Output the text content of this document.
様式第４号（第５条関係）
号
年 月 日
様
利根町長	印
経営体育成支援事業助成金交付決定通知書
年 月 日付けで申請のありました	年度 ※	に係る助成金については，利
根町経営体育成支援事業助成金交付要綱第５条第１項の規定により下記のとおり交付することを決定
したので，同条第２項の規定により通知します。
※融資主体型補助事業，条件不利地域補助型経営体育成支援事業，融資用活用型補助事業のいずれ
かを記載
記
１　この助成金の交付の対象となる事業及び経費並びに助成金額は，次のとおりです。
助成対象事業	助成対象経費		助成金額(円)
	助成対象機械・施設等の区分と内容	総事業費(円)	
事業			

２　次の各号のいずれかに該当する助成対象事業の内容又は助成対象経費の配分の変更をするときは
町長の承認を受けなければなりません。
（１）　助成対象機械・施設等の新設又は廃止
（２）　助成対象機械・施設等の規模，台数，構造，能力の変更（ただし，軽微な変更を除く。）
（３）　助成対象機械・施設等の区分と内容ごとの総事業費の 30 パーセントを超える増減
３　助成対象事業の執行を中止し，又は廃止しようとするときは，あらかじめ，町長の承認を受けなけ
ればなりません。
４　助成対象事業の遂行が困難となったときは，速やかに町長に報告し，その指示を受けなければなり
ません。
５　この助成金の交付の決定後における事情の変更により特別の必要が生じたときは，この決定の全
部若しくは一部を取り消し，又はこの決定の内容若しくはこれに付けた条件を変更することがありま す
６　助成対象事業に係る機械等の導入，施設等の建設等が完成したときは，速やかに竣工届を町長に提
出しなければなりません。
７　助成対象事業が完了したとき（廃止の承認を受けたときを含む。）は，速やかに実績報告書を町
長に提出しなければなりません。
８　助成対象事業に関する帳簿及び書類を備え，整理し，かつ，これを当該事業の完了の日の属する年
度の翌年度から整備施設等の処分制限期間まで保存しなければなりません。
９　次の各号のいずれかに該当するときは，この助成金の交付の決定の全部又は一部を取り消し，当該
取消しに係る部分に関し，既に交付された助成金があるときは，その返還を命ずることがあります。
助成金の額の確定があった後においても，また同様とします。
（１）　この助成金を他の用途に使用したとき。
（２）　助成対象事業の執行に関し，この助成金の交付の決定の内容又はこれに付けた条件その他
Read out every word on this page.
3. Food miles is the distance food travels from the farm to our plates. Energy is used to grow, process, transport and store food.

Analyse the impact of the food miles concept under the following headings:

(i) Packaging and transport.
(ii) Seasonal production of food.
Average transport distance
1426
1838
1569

WHAT NEEDS TO BE DONE -
Say how many lines of the data include the string "miles". Nothing other than the number should be given.

THE RESULT -
2